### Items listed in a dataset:
===============
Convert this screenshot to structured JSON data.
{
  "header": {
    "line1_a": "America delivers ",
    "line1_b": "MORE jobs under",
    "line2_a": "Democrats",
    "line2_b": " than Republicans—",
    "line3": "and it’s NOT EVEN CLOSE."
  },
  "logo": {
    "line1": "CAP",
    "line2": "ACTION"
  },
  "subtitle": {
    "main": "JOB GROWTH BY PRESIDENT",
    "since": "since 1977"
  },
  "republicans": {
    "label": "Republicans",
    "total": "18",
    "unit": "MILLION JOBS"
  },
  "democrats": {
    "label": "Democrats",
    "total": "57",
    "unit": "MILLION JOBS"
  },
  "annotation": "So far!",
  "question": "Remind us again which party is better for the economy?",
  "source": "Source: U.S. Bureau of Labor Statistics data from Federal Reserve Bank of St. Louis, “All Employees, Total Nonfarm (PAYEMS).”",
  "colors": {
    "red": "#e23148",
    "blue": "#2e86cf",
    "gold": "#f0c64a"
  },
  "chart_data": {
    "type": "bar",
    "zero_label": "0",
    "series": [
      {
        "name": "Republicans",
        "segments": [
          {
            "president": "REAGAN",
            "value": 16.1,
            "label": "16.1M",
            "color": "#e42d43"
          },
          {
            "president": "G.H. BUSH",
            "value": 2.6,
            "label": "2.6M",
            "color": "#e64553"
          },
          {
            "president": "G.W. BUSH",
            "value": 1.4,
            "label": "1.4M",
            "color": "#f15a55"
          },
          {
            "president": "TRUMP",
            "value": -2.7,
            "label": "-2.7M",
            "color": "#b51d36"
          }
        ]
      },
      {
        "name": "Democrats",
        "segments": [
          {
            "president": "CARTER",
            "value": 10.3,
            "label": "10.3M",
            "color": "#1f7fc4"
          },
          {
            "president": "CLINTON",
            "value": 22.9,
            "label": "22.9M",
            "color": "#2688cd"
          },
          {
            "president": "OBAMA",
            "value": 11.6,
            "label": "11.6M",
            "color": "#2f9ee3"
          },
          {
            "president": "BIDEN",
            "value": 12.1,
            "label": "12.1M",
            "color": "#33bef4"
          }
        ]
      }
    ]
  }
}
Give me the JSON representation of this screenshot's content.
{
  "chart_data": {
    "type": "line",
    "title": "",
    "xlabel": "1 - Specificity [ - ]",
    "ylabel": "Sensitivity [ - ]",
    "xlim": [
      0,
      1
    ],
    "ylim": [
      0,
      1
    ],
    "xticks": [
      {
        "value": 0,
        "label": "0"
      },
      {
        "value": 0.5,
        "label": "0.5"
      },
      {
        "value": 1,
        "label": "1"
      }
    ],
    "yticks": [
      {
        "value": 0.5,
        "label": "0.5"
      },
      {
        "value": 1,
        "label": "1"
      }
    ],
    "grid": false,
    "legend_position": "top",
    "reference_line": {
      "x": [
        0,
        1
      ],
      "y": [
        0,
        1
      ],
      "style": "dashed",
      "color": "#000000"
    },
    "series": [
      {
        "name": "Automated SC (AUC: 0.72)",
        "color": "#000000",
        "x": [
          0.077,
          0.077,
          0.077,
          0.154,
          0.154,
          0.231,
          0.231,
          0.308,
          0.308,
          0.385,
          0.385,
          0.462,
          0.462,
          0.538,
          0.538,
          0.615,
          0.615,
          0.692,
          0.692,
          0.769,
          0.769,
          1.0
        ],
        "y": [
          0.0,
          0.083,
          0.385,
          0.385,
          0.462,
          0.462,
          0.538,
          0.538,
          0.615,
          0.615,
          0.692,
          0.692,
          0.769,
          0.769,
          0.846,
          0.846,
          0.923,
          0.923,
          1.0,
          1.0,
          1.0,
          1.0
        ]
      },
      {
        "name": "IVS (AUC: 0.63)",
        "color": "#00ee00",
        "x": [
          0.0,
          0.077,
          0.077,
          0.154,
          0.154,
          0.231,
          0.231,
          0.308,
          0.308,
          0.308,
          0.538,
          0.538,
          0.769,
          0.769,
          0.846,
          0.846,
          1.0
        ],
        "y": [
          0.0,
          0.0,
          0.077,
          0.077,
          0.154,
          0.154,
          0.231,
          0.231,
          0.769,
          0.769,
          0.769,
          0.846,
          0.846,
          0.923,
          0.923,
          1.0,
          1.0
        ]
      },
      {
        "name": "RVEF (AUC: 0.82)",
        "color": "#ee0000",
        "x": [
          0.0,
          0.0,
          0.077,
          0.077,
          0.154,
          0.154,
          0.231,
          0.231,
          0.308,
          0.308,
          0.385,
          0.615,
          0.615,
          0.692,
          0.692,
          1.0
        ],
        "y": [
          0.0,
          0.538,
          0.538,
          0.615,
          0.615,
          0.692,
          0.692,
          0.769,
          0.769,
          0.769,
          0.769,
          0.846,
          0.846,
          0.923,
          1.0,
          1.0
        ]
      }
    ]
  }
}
===============
### The task:
Where a line above contains the word "screenshot", copy that line.

### Written response:
Convert this screenshot to structured JSON data.
Give me the JSON representation of this screenshot's content.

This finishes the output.